→ AIM OF THE TASK: Could every line of the data be printed exactly as it reads?

→ DATA SHOWN:
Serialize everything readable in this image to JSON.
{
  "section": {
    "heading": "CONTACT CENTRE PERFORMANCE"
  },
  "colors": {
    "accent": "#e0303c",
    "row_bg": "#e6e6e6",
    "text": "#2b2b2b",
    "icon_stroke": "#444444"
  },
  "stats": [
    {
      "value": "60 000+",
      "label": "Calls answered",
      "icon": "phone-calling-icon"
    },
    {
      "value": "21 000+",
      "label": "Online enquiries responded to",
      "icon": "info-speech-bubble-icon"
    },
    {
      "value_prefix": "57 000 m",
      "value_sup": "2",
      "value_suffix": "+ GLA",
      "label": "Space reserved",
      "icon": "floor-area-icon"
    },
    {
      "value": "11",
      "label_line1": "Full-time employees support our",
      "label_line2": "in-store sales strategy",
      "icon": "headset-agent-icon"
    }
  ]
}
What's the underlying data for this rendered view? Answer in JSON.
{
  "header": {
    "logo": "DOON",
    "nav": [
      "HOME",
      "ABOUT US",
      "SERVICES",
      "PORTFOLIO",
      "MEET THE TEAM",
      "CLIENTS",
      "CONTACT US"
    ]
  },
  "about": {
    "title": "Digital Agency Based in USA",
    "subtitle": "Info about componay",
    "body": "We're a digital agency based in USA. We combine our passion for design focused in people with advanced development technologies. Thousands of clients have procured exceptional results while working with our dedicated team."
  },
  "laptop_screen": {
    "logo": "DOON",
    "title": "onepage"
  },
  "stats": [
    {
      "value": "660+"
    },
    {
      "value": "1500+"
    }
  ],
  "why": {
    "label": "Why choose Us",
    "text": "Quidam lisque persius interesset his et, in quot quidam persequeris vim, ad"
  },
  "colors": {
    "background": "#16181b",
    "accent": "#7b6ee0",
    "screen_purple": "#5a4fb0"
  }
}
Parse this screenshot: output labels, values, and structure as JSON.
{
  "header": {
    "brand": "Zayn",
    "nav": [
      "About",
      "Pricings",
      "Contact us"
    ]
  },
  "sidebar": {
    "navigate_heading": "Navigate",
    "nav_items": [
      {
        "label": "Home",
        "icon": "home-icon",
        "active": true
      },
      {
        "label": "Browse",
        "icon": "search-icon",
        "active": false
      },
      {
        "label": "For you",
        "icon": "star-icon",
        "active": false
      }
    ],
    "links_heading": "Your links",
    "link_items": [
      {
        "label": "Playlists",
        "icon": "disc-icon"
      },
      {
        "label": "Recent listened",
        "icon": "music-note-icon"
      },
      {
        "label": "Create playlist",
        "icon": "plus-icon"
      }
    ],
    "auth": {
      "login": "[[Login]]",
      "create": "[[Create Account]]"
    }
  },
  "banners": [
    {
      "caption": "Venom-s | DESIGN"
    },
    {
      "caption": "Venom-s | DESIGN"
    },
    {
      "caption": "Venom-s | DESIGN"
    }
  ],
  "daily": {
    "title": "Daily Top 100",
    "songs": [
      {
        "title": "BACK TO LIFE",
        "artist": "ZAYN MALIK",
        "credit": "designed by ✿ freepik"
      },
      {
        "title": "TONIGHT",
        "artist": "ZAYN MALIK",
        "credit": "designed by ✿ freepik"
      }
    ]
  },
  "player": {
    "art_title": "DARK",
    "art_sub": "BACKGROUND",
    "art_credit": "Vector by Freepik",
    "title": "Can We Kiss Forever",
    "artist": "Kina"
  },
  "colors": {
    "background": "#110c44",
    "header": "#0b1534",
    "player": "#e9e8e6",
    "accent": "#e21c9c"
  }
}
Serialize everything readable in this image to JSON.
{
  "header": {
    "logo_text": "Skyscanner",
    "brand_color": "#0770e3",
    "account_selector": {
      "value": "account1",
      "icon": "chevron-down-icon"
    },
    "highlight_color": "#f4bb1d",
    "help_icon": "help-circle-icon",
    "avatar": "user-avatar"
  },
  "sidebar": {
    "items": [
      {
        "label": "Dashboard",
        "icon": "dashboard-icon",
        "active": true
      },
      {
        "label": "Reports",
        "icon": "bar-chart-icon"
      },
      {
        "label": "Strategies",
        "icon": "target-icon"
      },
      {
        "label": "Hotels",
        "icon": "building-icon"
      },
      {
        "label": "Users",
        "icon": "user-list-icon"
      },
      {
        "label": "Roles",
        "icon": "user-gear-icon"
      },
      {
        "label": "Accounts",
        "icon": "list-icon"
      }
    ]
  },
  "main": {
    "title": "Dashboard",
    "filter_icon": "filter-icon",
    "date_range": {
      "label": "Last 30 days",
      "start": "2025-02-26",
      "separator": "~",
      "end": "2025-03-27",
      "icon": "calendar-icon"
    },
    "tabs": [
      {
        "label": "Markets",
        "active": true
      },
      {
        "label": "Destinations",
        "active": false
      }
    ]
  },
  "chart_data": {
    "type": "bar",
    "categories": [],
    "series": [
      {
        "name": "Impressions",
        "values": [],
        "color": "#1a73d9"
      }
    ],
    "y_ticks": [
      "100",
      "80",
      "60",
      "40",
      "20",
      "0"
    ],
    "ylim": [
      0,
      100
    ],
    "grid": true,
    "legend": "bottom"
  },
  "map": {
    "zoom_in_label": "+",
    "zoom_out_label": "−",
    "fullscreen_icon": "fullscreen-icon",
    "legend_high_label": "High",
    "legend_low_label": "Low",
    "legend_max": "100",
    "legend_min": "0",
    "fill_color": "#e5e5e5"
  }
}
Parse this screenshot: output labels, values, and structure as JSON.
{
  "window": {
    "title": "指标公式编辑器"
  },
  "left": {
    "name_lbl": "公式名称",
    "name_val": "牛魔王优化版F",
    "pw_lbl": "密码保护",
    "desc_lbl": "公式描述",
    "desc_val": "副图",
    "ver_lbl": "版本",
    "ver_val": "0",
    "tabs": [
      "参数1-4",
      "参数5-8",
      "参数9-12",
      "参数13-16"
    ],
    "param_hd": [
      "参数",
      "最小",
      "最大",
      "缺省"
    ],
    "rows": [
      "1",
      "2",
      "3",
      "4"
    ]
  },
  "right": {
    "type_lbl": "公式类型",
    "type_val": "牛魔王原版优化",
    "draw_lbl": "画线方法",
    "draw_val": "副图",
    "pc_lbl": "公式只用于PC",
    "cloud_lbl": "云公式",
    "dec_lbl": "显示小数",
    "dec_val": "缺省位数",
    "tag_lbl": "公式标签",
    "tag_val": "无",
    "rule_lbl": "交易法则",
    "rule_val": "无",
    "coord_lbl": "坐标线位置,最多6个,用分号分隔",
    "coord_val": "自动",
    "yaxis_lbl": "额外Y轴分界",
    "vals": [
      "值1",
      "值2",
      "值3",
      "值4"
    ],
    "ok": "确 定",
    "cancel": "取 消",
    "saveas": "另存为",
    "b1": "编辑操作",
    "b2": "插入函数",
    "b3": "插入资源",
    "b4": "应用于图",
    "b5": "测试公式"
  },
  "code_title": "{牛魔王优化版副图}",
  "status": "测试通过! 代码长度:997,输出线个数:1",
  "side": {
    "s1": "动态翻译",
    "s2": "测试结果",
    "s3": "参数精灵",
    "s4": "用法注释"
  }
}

→ RESULT OF THE EXERCISE:
Serialize everything readable in this image to JSON.
{
  "section": {
    "heading": "CONTACT CENTRE PERFORMANCE"
  },
  "colors": {
    "accent": "#e0303c",
    "row_bg": "#e6e6e6",
    "text": "#2b2b2b",
    "icon_stroke": "#444444"
  },
  "stats": [
    {
      "value": "60 000+",
      "label": "Calls answered",
      "icon": "phone-calling-icon"
    },
    {
      "value": "21 000+",
      "label": "Online enquiries responded to",
      "icon": "info-speech-bubble-icon"
    },
    {
      "value_prefix": "57 000 m",
      "value_sup": "2",
      "value_suffix": "+ GLA",
      "label": "Space reserved",
      "icon": "floor-area-icon"
    },
    {
      "value": "11",
      "label_line1": "Full-time employees support our",
      "label_line2": "in-store sales strategy",
      "icon": "headset-agent-icon"
    }
  ]
}
What's the underlying data for this rendered view? Answer in JSON.
{
  "header": {
    "logo": "DOON",
    "nav": [
      "HOME",
      "ABOUT US",
      "SERVICES",
      "PORTFOLIO",
      "MEET THE TEAM",
      "CLIENTS",
      "CONTACT US"
    ]
  },
  "about": {
    "title": "Digital Agency Based in USA",
    "subtitle": "Info about componay",
    "body": "We're a digital agency based in USA. We combine our passion for design focused in people with advanced development technologies. Thousands of clients have procured exceptional results while working with our dedicated team."
  },
  "laptop_screen": {
    "logo": "DOON",
    "title": "onepage"
  },
  "stats": [
    {
      "value": "660+"
    },
    {
      "value": "1500+"
    }
  ],
  "why": {
    "label": "Why choose Us",
    "text": "Quidam lisque persius interesset his et, in quot quidam persequeris vim, ad"
  },
  "colors": {
    "background": "#16181b",
    "accent": "#7b6ee0",
    "screen_purple": "#5a4fb0"
  }
}
Parse this screenshot: output labels, values, and structure as JSON.
{
  "header": {
    "brand": "Zayn",
    "nav": [
      "About",
      "Pricings",
      "Contact us"
    ]
  },
  "sidebar": {
    "navigate_heading": "Navigate",
    "nav_items": [
      {
        "label": "Home",
        "icon": "home-icon",
        "active": true
      },
      {
        "label": "Browse",
        "icon": "search-icon",
        "active": false
      },
      {
        "label": "For you",
        "icon": "star-icon",
        "active": false
      }
    ],
    "links_heading": "Your links",
    "link_items": [
      {
        "label": "Playlists",
        "icon": "disc-icon"
      },
      {
        "label": "Recent listened",
        "icon": "music-note-icon"
      },
      {
        "label": "Create playlist",
        "icon": "plus-icon"
      }
    ],
    "auth": {
      "login": "[[Login]]",
      "create": "[[Create Account]]"
    }
  },
  "banners": [
    {
      "caption": "Venom-s | DESIGN"
    },
    {
      "caption": "Venom-s | DESIGN"
    },
    {
      "caption": "Venom-s | DESIGN"
    }
  ],
  "daily": {
    "title": "Daily Top 100",
    "songs": [
      {
        "title": "BACK TO LIFE",
        "artist": "ZAYN MALIK",
        "credit": "designed by ✿ freepik"
      },
      {
        "title": "TONIGHT",
        "artist": "ZAYN MALIK",
        "credit": "designed by ✿ freepik"
      }
    ]
  },
  "player": {
    "art_title": "DARK",
    "art_sub": "BACKGROUND",
    "art_credit": "Vector by Freepik",
    "title": "Can We Kiss Forever",
    "artist": "Kina"
  },
  "colors": {
    "background": "#110c44",
    "header": "#0b1534",
    "player": "#e9e8e6",
    "accent": "#e21c9c"
  }
}
Serialize everything readable in this image to JSON.
{
  "header": {
    "logo_text": "Skyscanner",
    "brand_color": "#0770e3",
    "account_selector": {
      "value": "account1",
      "icon": "chevron-down-icon"
    },
    "highlight_color": "#f4bb1d",
    "help_icon": "help-circle-icon",
    "avatar": "user-avatar"
  },
  "sidebar": {
    "items": [
      {
        "label": "Dashboard",
        "icon": "dashboard-icon",
        "active": true
      },
      {
        "label": "Reports",
        "icon": "bar-chart-icon"
      },
      {
        "label": "Strategies",
        "icon": "target-icon"
      },
      {
        "label": "Hotels",
        "icon": "building-icon"
      },
      {
        "label": "Users",
        "icon": "user-list-icon"
      },
      {
        "label": "Roles",
        "icon": "user-gear-icon"
      },
      {
        "label": "Accounts",
        "icon": "list-icon"
      }
    ]
  },
  "main": {
    "title": "Dashboard",
    "filter_icon": "filter-icon",
    "date_range": {
      "label": "Last 30 days",
      "start": "2025-02-26",
      "separator": "~",
      "end": "2025-03-27",
      "icon": "calendar-icon"
    },
    "tabs": [
      {
        "label": "Markets",
        "active": true
      },
      {
        "label": "Destinations",
        "active": false
      }
    ]
  },
  "chart_data": {
    "type": "bar",
    "categories": [],
    "series": [
      {
        "name": "Impressions",
        "values": [],
        "color": "#1a73d9"
      }
    ],
    "y_ticks": [
      "100",
      "80",
      "60",
      "40",
      "20",
      "0"
    ],
    "ylim": [
      0,
      100
    ],
    "grid": true,
    "legend": "bottom"
  },
  "map": {
    "zoom_in_label": "+",
    "zoom_out_label": "−",
    "fullscreen_icon": "fullscreen-icon",
    "legend_high_label": "High",
    "legend_low_label": "Low",
    "legend_max": "100",
    "legend_min": "0",
    "fill_color": "#e5e5e5"
  }
}
Parse this screenshot: output labels, values, and structure as JSON.
{
  "window": {
    "title": "指标公式编辑器"
  },
  "left": {
    "name_lbl": "公式名称",
    "name_val": "牛魔王优化版F",
    "pw_lbl": "密码保护",
    "desc_lbl": "公式描述",
    "desc_val": "副图",
    "ver_lbl": "版本",
    "ver_val": "0",
    "tabs": [
      "参数1-4",
      "参数5-8",
      "参数9-12",
      "参数13-16"
    ],
    "param_hd": [
      "参数",
      "最小",
      "最大",
      "缺省"
    ],
    "rows": [
      "1",
      "2",
      "3",
      "4"
    ]
  },
  "right": {
    "type_lbl": "公式类型",
    "type_val": "牛魔王原版优化",
    "draw_lbl": "画线方法",
    "draw_val": "副图",
    "pc_lbl": "公式只用于PC",
    "cloud_lbl": "云公式",
    "dec_lbl": "显示小数",
    "dec_val": "缺省位数",
    "tag_lbl": "公式标签",
    "tag_val": "无",
    "rule_lbl": "交易法则",
    "rule_val": "无",
    "coord_lbl": "坐标线位置,最多6个,用分号分隔",
    "coord_val": "自动",
    "yaxis_lbl": "额外Y轴分界",
    "vals": [
      "值1",
      "值2",
      "值3",
      "值4"
    ],
    "ok": "确 定",
    "cancel": "取 消",
    "saveas": "另存为",
    "b1": "编辑操作",
    "b2": "插入函数",
    "b3": "插入资源",
    "b4": "应用于图",
    "b5": "测试公式"
  },
  "code_title": "{牛魔王优化版副图}",
  "status": "测试通过! 代码长度:997,输出线个数:1",
  "side": {
    "s1": "动态翻译",
    "s2": "测试结果",
    "s3": "参数精灵",
    "s4": "用法注释"
  }
}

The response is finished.